--- BEGIN ---

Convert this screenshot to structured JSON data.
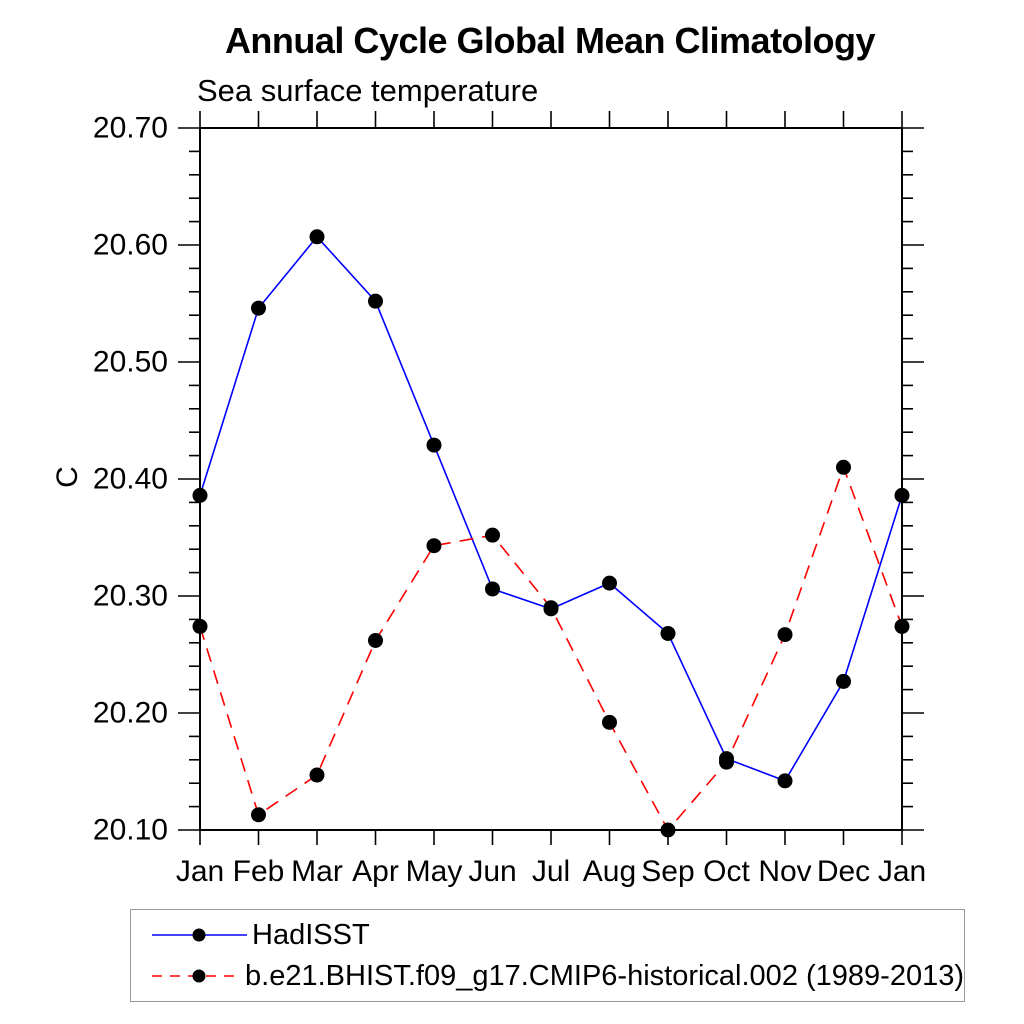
{
  "chart_data": {
    "type": "line",
    "title": "Annual Cycle Global Mean Climatology",
    "subtitle": "Sea surface temperature",
    "ylabel": "C",
    "xlabel": "",
    "grid": false,
    "legend_position": "bottom-left boxed",
    "categories": [
      "Jan",
      "Feb",
      "Mar",
      "Apr",
      "May",
      "Jun",
      "Jul",
      "Aug",
      "Sep",
      "Oct",
      "Nov",
      "Dec",
      "Jan"
    ],
    "ylim": [
      20.1,
      20.7
    ],
    "ytick_labels": [
      "20.10",
      "20.20",
      "20.30",
      "20.40",
      "20.50",
      "20.60",
      "20.70"
    ],
    "yticks": [
      20.1,
      20.2,
      20.3,
      20.4,
      20.5,
      20.6,
      20.7
    ],
    "yminor_step": 0.02,
    "axis_color": "#000000",
    "series": [
      {
        "name": "HadISST",
        "color": "#0000ff",
        "style": "solid",
        "marker": "filled-circle",
        "marker_color": "#000000",
        "values": [
          20.386,
          20.546,
          20.607,
          20.552,
          20.429,
          20.306,
          20.289,
          20.311,
          20.268,
          20.161,
          20.142,
          20.227,
          20.386
        ]
      },
      {
        "name": "b.e21.BHIST.f09_g17.CMIP6-historical.002 (1989-2013)",
        "color": "#ff0000",
        "style": "dashed",
        "marker": "filled-circle",
        "marker_color": "#000000",
        "values": [
          20.274,
          20.113,
          20.147,
          20.262,
          20.343,
          20.352,
          20.29,
          20.192,
          20.1,
          20.158,
          20.267,
          20.41,
          20.274
        ]
      }
    ]
  }
}
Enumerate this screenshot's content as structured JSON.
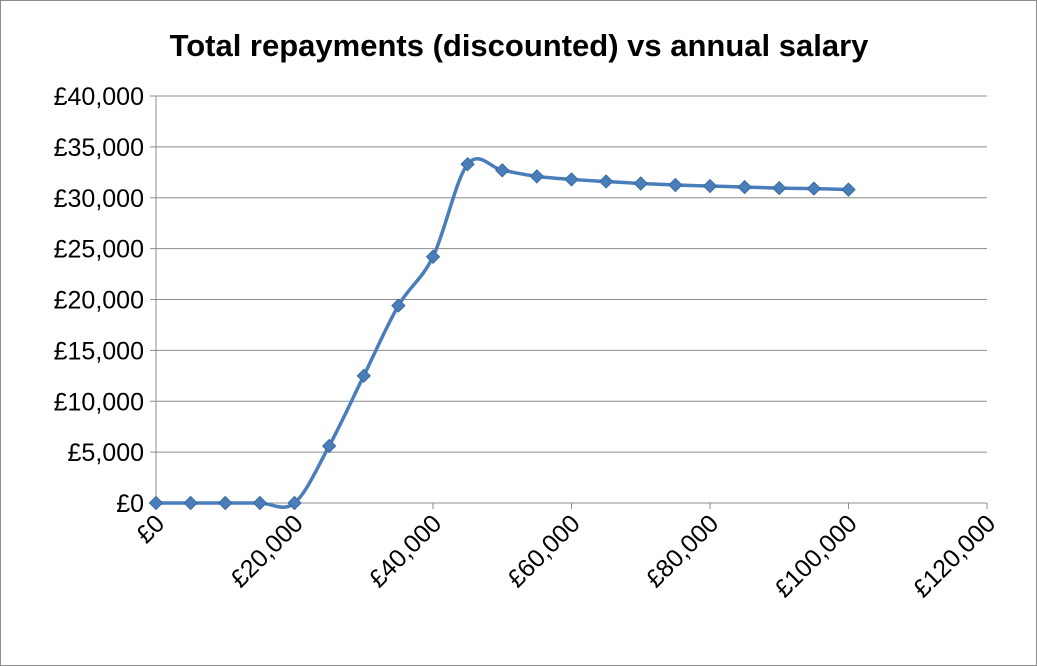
{
  "chart_data": {
    "type": "line",
    "title": "Total repayments (discounted) vs annual salary",
    "xlabel": "",
    "ylabel": "",
    "xlim": [
      0,
      120000
    ],
    "ylim": [
      0,
      40000
    ],
    "x_ticks": [
      0,
      20000,
      40000,
      60000,
      80000,
      100000,
      120000
    ],
    "x_tick_labels": [
      "£0",
      "£20,000",
      "£40,000",
      "£60,000",
      "£80,000",
      "£100,000",
      "£120,000"
    ],
    "y_ticks": [
      0,
      5000,
      10000,
      15000,
      20000,
      25000,
      30000,
      35000,
      40000
    ],
    "y_tick_labels": [
      "£0",
      "£5,000",
      "£10,000",
      "£15,000",
      "£20,000",
      "£25,000",
      "£30,000",
      "£35,000",
      "£40,000"
    ],
    "grid": "horizontal",
    "legend": "none",
    "series": [
      {
        "color": "#4a7ebb",
        "marker": "diamond",
        "smoothed": true,
        "x": [
          0,
          5000,
          10000,
          15000,
          20000,
          25000,
          30000,
          35000,
          40000,
          45000,
          50000,
          55000,
          60000,
          65000,
          70000,
          75000,
          80000,
          85000,
          90000,
          95000,
          100000
        ],
        "y": [
          0,
          0,
          0,
          0,
          0,
          5600,
          12500,
          19400,
          24200,
          33300,
          32700,
          32100,
          31800,
          31600,
          31400,
          31250,
          31150,
          31050,
          30950,
          30900,
          30800
        ]
      }
    ]
  }
}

--- END ---

• [What needs to be done]: Working from the material above, transcribe it exactly while omitting pictures.

• [Solution to the problem]:
Convert this screenshot to structured JSON data.
{
  "chart_data": {
    "type": "line",
    "title": "Annual Cycle Global Mean Climatology",
    "subtitle": "Sea surface temperature",
    "ylabel": "C",
    "xlabel": "",
    "grid": false,
    "legend_position": "bottom-left boxed",
    "categories": [
      "Jan",
      "Feb",
      "Mar",
      "Apr",
      "May",
      "Jun",
      "Jul",
      "Aug",
      "Sep",
      "Oct",
      "Nov",
      "Dec",
      "Jan"
    ],
    "ylim": [
      20.1,
      20.7
    ],
    "ytick_labels": [
      "20.10",
      "20.20",
      "20.30",
      "20.40",
      "20.50",
      "20.60",
      "20.70"
    ],
    "yticks": [
      20.1,
      20.2,
      20.3,
      20.4,
      20.5,
      20.6,
      20.7
    ],
    "yminor_step": 0.02,
    "axis_color": "#000000",
    "series": [
      {
        "name": "HadISST",
        "color": "#0000ff",
        "style": "solid",
        "marker": "filled-circle",
        "marker_color": "#000000",
        "values": [
          20.386,
          20.546,
          20.607,
          20.552,
          20.429,
          20.306,
          20.289,
          20.311,
          20.268,
          20.161,
          20.142,
          20.227,
          20.386
        ]
      },
      {
        "name": "b.e21.BHIST.f09_g17.CMIP6-historical.002 (1989-2013)",
        "color": "#ff0000",
        "style": "dashed",
        "marker": "filled-circle",
        "marker_color": "#000000",
        "values": [
          20.274,
          20.113,
          20.147,
          20.262,
          20.343,
          20.352,
          20.29,
          20.192,
          20.1,
          20.158,
          20.267,
          20.41,
          20.274
        ]
      }
    ]
  }
}
Enumerate this screenshot's content as structured JSON.
{
  "chart_data": {
    "type": "line",
    "title": "Total repayments (discounted) vs annual salary",
    "xlabel": "",
    "ylabel": "",
    "xlim": [
      0,
      120000
    ],
    "ylim": [
      0,
      40000
    ],
    "x_ticks": [
      0,
      20000,
      40000,
      60000,
      80000,
      100000,
      120000
    ],
    "x_tick_labels": [
      "£0",
      "£20,000",
      "£40,000",
      "£60,000",
      "£80,000",
      "£100,000",
      "£120,000"
    ],
    "y_ticks": [
      0,
      5000,
      10000,
      15000,
      20000,
      25000,
      30000,
      35000,
      40000
    ],
    "y_tick_labels": [
      "£0",
      "£5,000",
      "£10,000",
      "£15,000",
      "£20,000",
      "£25,000",
      "£30,000",
      "£35,000",
      "£40,000"
    ],
    "grid": "horizontal",
    "legend": "none",
    "series": [
      {
        "color": "#4a7ebb",
        "marker": "diamond",
        "smoothed": true,
        "x": [
          0,
          5000,
          10000,
          15000,
          20000,
          25000,
          30000,
          35000,
          40000,
          45000,
          50000,
          55000,
          60000,
          65000,
          70000,
          75000,
          80000,
          85000,
          90000,
          95000,
          100000
        ],
        "y": [
          0,
          0,
          0,
          0,
          0,
          5600,
          12500,
          19400,
          24200,
          33300,
          32700,
          32100,
          31800,
          31600,
          31400,
          31250,
          31150,
          31050,
          30950,
          30900,
          30800
        ]
      }
    ]
  }
}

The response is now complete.